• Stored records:

########################################

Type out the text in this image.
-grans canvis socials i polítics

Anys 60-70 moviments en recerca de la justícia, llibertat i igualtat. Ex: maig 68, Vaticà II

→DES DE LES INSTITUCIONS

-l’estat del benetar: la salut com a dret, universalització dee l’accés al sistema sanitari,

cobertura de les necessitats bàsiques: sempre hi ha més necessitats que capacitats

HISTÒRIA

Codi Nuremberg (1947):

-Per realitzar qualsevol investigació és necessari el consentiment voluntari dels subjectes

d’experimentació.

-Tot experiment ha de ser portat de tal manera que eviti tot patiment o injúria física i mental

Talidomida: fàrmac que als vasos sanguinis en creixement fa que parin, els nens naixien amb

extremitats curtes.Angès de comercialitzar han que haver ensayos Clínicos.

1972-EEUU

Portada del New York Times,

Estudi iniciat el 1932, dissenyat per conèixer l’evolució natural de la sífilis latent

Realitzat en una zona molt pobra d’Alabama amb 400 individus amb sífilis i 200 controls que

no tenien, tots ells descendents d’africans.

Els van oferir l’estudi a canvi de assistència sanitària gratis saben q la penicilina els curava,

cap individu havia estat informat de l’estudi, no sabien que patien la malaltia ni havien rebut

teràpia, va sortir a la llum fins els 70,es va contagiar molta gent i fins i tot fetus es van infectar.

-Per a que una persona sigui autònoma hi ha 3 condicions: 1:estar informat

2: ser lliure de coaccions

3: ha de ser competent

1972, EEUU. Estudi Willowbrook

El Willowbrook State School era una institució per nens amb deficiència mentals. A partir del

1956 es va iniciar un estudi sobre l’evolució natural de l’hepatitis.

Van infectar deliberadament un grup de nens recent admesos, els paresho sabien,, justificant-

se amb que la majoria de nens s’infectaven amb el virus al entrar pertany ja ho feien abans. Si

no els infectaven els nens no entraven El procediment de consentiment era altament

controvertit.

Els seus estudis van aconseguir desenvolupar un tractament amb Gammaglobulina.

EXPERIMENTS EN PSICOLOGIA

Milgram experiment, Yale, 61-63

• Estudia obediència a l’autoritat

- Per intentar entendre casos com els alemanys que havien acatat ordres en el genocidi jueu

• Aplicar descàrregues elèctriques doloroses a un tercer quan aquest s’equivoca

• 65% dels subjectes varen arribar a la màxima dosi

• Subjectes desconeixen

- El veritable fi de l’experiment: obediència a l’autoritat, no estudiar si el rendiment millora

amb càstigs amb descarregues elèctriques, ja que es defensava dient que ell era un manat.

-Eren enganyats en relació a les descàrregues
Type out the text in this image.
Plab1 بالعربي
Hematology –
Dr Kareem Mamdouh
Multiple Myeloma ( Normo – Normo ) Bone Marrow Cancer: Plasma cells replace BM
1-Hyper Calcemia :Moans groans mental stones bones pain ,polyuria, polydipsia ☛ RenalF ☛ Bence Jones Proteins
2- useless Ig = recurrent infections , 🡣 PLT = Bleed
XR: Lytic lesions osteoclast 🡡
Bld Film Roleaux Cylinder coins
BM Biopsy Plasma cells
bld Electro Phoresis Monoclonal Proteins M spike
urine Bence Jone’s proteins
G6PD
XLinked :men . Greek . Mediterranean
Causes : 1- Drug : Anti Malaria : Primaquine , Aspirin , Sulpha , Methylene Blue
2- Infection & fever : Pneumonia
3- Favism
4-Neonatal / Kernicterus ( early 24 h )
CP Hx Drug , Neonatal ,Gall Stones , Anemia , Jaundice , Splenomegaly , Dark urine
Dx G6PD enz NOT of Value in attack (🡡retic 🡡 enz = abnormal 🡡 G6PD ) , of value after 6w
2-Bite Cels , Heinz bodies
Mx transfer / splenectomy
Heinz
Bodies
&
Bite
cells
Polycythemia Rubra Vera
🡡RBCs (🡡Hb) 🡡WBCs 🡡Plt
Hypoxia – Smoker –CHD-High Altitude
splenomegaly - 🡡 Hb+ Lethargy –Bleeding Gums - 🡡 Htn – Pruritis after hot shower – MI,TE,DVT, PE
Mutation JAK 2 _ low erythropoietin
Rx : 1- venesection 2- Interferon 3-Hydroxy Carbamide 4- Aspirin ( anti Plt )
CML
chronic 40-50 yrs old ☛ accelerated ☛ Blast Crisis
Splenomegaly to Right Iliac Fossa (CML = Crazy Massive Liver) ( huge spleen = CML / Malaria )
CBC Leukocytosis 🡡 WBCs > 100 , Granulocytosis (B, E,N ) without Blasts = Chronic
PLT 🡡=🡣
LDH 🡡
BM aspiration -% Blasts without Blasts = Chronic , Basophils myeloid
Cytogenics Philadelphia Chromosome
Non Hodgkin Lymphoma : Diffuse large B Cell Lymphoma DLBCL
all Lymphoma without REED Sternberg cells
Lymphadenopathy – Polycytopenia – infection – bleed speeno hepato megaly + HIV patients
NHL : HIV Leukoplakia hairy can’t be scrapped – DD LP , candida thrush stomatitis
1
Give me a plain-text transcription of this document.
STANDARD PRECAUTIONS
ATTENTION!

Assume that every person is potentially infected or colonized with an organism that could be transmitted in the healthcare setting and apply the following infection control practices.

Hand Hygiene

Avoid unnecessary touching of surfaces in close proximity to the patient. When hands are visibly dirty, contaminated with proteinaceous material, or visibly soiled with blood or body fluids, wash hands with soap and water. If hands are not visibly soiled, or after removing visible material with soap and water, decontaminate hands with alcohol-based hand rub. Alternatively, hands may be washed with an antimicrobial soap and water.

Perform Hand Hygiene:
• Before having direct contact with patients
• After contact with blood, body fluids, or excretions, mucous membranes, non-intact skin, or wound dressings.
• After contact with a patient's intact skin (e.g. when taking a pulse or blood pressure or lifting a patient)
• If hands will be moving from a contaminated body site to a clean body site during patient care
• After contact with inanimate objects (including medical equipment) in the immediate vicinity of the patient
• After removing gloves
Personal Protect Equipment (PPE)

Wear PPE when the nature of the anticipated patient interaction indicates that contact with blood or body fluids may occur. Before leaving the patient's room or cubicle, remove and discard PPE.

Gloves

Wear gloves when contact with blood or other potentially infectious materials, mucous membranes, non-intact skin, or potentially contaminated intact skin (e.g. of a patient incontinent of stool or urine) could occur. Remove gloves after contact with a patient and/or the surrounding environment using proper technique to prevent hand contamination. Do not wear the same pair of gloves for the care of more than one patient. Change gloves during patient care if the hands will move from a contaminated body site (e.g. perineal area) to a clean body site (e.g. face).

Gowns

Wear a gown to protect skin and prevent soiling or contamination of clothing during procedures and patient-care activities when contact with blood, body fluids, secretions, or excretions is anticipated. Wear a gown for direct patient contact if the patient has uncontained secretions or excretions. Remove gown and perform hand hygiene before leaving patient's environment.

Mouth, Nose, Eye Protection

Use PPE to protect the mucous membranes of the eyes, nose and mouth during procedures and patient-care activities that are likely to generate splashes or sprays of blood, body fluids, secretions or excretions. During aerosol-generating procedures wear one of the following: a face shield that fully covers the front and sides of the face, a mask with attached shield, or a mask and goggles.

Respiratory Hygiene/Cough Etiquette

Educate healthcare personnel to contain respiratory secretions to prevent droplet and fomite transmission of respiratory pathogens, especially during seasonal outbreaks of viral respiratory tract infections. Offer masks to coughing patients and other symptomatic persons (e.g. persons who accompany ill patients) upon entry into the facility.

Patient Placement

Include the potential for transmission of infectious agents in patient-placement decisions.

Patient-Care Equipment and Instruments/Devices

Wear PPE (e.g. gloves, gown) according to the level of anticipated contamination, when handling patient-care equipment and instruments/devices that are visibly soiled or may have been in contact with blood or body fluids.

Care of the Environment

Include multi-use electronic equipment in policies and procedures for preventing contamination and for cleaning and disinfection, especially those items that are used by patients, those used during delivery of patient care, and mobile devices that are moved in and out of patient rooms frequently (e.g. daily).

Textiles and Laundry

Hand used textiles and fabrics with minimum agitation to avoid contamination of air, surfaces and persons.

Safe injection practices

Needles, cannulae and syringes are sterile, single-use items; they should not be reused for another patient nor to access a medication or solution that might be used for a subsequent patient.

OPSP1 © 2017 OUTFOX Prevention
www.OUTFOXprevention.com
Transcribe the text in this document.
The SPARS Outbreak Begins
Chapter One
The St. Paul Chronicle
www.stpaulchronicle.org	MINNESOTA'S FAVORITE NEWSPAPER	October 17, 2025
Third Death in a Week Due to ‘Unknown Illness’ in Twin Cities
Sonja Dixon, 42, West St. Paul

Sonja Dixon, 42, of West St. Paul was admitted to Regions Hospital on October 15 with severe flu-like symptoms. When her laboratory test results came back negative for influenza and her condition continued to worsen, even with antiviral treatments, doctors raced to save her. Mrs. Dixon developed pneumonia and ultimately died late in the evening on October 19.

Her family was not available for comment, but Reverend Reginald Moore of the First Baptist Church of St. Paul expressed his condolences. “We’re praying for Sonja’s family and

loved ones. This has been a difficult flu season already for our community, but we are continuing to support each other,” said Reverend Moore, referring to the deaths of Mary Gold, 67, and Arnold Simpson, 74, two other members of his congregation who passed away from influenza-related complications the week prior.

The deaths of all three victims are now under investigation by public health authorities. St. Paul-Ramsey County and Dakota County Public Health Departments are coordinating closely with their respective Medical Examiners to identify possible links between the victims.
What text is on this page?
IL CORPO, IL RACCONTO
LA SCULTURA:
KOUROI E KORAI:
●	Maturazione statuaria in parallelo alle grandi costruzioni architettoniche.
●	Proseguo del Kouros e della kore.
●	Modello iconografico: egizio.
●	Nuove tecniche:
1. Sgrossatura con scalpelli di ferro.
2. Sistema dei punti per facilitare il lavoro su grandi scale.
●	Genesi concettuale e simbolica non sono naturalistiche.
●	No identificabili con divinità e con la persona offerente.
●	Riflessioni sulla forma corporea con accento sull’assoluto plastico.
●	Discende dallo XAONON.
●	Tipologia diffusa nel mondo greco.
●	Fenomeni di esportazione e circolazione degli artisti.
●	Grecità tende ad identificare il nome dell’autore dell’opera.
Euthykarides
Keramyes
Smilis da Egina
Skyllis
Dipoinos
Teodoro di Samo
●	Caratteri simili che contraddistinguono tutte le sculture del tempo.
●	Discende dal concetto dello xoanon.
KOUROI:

########################################

• WHAT IS BEING ASKED:
Looking at the entries above, say how many lines hold the word "without". Offer no other text.

• RESULT OF THIS TASK:
3